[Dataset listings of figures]
= = = = =

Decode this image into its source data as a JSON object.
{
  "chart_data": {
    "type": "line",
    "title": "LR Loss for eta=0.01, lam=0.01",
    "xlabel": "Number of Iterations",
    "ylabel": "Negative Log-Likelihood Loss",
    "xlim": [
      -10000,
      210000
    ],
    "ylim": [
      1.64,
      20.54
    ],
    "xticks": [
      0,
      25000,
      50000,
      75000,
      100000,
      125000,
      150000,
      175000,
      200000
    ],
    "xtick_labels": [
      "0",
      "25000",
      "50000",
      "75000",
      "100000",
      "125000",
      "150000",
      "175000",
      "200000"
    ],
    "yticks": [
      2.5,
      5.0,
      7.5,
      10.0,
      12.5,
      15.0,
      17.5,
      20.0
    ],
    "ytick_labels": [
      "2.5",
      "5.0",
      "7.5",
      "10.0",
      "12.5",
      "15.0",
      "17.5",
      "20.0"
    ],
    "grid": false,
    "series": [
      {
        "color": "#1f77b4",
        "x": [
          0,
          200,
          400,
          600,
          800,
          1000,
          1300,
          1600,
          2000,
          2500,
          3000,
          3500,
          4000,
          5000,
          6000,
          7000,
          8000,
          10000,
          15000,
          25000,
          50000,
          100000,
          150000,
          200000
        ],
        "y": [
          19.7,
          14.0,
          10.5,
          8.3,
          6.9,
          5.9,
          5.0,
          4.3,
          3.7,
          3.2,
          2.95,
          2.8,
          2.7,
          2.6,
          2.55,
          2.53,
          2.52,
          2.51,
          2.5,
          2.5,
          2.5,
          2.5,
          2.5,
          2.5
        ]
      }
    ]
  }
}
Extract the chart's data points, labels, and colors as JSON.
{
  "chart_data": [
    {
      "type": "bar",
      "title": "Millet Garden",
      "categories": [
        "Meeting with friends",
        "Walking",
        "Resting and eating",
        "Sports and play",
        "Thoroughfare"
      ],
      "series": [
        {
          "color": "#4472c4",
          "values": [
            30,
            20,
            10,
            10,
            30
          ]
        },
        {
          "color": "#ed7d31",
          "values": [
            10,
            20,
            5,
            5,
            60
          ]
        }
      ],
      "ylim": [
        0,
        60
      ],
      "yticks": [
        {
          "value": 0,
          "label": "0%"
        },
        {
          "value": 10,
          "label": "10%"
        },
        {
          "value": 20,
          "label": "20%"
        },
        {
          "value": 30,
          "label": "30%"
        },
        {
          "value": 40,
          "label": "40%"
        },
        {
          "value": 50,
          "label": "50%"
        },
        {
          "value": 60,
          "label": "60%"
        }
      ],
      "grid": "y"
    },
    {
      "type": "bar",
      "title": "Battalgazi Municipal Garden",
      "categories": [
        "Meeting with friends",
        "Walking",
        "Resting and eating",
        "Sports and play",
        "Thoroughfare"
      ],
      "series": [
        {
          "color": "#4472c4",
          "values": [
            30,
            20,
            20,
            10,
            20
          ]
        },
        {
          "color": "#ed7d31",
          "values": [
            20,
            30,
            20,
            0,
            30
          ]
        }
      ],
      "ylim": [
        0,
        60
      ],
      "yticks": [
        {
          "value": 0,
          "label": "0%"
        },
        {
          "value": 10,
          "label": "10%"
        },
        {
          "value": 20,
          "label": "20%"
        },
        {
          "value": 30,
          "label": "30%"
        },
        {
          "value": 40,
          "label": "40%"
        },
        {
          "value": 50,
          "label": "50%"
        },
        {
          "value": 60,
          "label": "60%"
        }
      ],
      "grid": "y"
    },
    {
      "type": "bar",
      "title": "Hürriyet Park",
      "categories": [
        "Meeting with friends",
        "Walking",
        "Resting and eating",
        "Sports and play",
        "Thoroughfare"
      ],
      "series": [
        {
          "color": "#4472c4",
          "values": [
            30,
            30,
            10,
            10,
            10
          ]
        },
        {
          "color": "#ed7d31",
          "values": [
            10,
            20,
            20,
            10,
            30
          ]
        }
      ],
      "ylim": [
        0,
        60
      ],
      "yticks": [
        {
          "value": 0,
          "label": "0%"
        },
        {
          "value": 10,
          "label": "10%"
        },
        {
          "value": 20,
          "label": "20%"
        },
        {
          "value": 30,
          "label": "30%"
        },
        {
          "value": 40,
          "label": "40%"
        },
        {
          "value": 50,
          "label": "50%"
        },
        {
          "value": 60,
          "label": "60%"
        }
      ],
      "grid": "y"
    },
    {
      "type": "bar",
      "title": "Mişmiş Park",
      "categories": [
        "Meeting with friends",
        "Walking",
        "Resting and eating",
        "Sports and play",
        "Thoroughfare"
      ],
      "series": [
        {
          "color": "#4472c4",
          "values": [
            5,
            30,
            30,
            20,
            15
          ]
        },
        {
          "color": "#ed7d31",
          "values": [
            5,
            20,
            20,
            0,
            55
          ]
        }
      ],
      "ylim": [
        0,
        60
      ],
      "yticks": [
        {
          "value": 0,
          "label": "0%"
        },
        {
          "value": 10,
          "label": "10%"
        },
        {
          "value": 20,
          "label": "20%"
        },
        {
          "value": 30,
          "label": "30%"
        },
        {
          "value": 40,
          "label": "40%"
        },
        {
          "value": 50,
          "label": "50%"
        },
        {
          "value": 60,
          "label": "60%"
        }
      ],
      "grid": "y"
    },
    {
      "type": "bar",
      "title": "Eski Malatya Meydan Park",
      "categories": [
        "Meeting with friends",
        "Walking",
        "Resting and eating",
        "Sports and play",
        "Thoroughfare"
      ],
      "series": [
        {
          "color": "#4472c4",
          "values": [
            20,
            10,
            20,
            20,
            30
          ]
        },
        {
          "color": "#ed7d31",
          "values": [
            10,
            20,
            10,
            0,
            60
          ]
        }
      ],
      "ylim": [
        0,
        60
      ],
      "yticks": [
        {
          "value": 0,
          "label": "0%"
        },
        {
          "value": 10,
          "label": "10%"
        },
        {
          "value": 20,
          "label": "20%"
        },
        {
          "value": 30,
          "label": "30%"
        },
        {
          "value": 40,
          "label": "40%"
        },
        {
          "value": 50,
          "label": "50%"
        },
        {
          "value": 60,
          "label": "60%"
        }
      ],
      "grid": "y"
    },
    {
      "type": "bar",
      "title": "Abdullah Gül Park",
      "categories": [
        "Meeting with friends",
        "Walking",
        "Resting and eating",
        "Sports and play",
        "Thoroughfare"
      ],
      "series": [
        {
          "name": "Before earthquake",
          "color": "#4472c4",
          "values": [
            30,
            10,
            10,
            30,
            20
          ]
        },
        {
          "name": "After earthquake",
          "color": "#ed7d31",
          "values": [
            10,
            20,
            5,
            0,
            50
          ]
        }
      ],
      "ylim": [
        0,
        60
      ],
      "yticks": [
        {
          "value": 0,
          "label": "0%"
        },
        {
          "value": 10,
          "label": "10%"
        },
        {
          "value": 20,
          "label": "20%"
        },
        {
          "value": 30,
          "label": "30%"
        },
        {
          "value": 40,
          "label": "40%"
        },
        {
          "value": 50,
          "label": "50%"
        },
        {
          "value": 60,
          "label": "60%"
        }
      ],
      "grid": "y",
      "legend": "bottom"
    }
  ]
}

= = = = =

- _Your task_
Repeat all of the records above exactly as written.

- _Solution to this exercise_
Decode this image into its source data as a JSON object.
{
  "chart_data": {
    "type": "line",
    "title": "LR Loss for eta=0.01, lam=0.01",
    "xlabel": "Number of Iterations",
    "ylabel": "Negative Log-Likelihood Loss",
    "xlim": [
      -10000,
      210000
    ],
    "ylim": [
      1.64,
      20.54
    ],
    "xticks": [
      0,
      25000,
      50000,
      75000,
      100000,
      125000,
      150000,
      175000,
      200000
    ],
    "xtick_labels": [
      "0",
      "25000",
      "50000",
      "75000",
      "100000",
      "125000",
      "150000",
      "175000",
      "200000"
    ],
    "yticks": [
      2.5,
      5.0,
      7.5,
      10.0,
      12.5,
      15.0,
      17.5,
      20.0
    ],
    "ytick_labels": [
      "2.5",
      "5.0",
      "7.5",
      "10.0",
      "12.5",
      "15.0",
      "17.5",
      "20.0"
    ],
    "grid": false,
    "series": [
      {
        "color": "#1f77b4",
        "x": [
          0,
          200,
          400,
          600,
          800,
          1000,
          1300,
          1600,
          2000,
          2500,
          3000,
          3500,
          4000,
          5000,
          6000,
          7000,
          8000,
          10000,
          15000,
          25000,
          50000,
          100000,
          150000,
          200000
        ],
        "y": [
          19.7,
          14.0,
          10.5,
          8.3,
          6.9,
          5.9,
          5.0,
          4.3,
          3.7,
          3.2,
          2.95,
          2.8,
          2.7,
          2.6,
          2.55,
          2.53,
          2.52,
          2.51,
          2.5,
          2.5,
          2.5,
          2.5,
          2.5,
          2.5
        ]
      }
    ]
  }
}
Extract the chart's data points, labels, and colors as JSON.
{
  "chart_data": [
    {
      "type": "bar",
      "title": "Millet Garden",
      "categories": [
        "Meeting with friends",
        "Walking",
        "Resting and eating",
        "Sports and play",
        "Thoroughfare"
      ],
      "series": [
        {
          "color": "#4472c4",
          "values": [
            30,
            20,
            10,
            10,
            30
          ]
        },
        {
          "color": "#ed7d31",
          "values": [
            10,
            20,
            5,
            5,
            60
          ]
        }
      ],
      "ylim": [
        0,
        60
      ],
      "yticks": [
        {
          "value": 0,
          "label": "0%"
        },
        {
          "value": 10,
          "label": "10%"
        },
        {
          "value": 20,
          "label": "20%"
        },
        {
          "value": 30,
          "label": "30%"
        },
        {
          "value": 40,
          "label": "40%"
        },
        {
          "value": 50,
          "label": "50%"
        },
        {
          "value": 60,
          "label": "60%"
        }
      ],
      "grid": "y"
    },
    {
      "type": "bar",
      "title": "Battalgazi Municipal Garden",
      "categories": [
        "Meeting with friends",
        "Walking",
        "Resting and eating",
        "Sports and play",
        "Thoroughfare"
      ],
      "series": [
        {
          "color": "#4472c4",
          "values": [
            30,
            20,
            20,
            10,
            20
          ]
        },
        {
          "color": "#ed7d31",
          "values": [
            20,
            30,
            20,
            0,
            30
          ]
        }
      ],
      "ylim": [
        0,
        60
      ],
      "yticks": [
        {
          "value": 0,
          "label": "0%"
        },
        {
          "value": 10,
          "label": "10%"
        },
        {
          "value": 20,
          "label": "20%"
        },
        {
          "value": 30,
          "label": "30%"
        },
        {
          "value": 40,
          "label": "40%"
        },
        {
          "value": 50,
          "label": "50%"
        },
        {
          "value": 60,
          "label": "60%"
        }
      ],
      "grid": "y"
    },
    {
      "type": "bar",
      "title": "Hürriyet Park",
      "categories": [
        "Meeting with friends",
        "Walking",
        "Resting and eating",
        "Sports and play",
        "Thoroughfare"
      ],
      "series": [
        {
          "color": "#4472c4",
          "values": [
            30,
            30,
            10,
            10,
            10
          ]
        },
        {
          "color": "#ed7d31",
          "values": [
            10,
            20,
            20,
            10,
            30
          ]
        }
      ],
      "ylim": [
        0,
        60
      ],
      "yticks": [
        {
          "value": 0,
          "label": "0%"
        },
        {
          "value": 10,
          "label": "10%"
        },
        {
          "value": 20,
          "label": "20%"
        },
        {
          "value": 30,
          "label": "30%"
        },
        {
          "value": 40,
          "label": "40%"
        },
        {
          "value": 50,
          "label": "50%"
        },
        {
          "value": 60,
          "label": "60%"
        }
      ],
      "grid": "y"
    },
    {
      "type": "bar",
      "title": "Mişmiş Park",
      "categories": [
        "Meeting with friends",
        "Walking",
        "Resting and eating",
        "Sports and play",
        "Thoroughfare"
      ],
      "series": [
        {
          "color": "#4472c4",
          "values": [
            5,
            30,
            30,
            20,
            15
          ]
        },
        {
          "color": "#ed7d31",
          "values": [
            5,
            20,
            20,
            0,
            55
          ]
        }
      ],
      "ylim": [
        0,
        60
      ],
      "yticks": [
        {
          "value": 0,
          "label": "0%"
        },
        {
          "value": 10,
          "label": "10%"
        },
        {
          "value": 20,
          "label": "20%"
        },
        {
          "value": 30,
          "label": "30%"
        },
        {
          "value": 40,
          "label": "40%"
        },
        {
          "value": 50,
          "label": "50%"
        },
        {
          "value": 60,
          "label": "60%"
        }
      ],
      "grid": "y"
    },
    {
      "type": "bar",
      "title": "Eski Malatya Meydan Park",
      "categories": [
        "Meeting with friends",
        "Walking",
        "Resting and eating",
        "Sports and play",
        "Thoroughfare"
      ],
      "series": [
        {
          "color": "#4472c4",
          "values": [
            20,
            10,
            20,
            20,
            30
          ]
        },
        {
          "color": "#ed7d31",
          "values": [
            10,
            20,
            10,
            0,
            60
          ]
        }
      ],
      "ylim": [
        0,
        60
      ],
      "yticks": [
        {
          "value": 0,
          "label": "0%"
        },
        {
          "value": 10,
          "label": "10%"
        },
        {
          "value": 20,
          "label": "20%"
        },
        {
          "value": 30,
          "label": "30%"
        },
        {
          "value": 40,
          "label": "40%"
        },
        {
          "value": 50,
          "label": "50%"
        },
        {
          "value": 60,
          "label": "60%"
        }
      ],
      "grid": "y"
    },
    {
      "type": "bar",
      "title": "Abdullah Gül Park",
      "categories": [
        "Meeting with friends",
        "Walking",
        "Resting and eating",
        "Sports and play",
        "Thoroughfare"
      ],
      "series": [
        {
          "name": "Before earthquake",
          "color": "#4472c4",
          "values": [
            30,
            10,
            10,
            30,
            20
          ]
        },
        {
          "name": "After earthquake",
          "color": "#ed7d31",
          "values": [
            10,
            20,
            5,
            0,
            50
          ]
        }
      ],
      "ylim": [
        0,
        60
      ],
      "yticks": [
        {
          "value": 0,
          "label": "0%"
        },
        {
          "value": 10,
          "label": "10%"
        },
        {
          "value": 20,
          "label": "20%"
        },
        {
          "value": 30,
          "label": "30%"
        },
        {
          "value": 40,
          "label": "40%"
        },
        {
          "value": 50,
          "label": "50%"
        },
        {
          "value": 60,
          "label": "60%"
        }
      ],
      "grid": "y",
      "legend": "bottom"
    }
  ]
}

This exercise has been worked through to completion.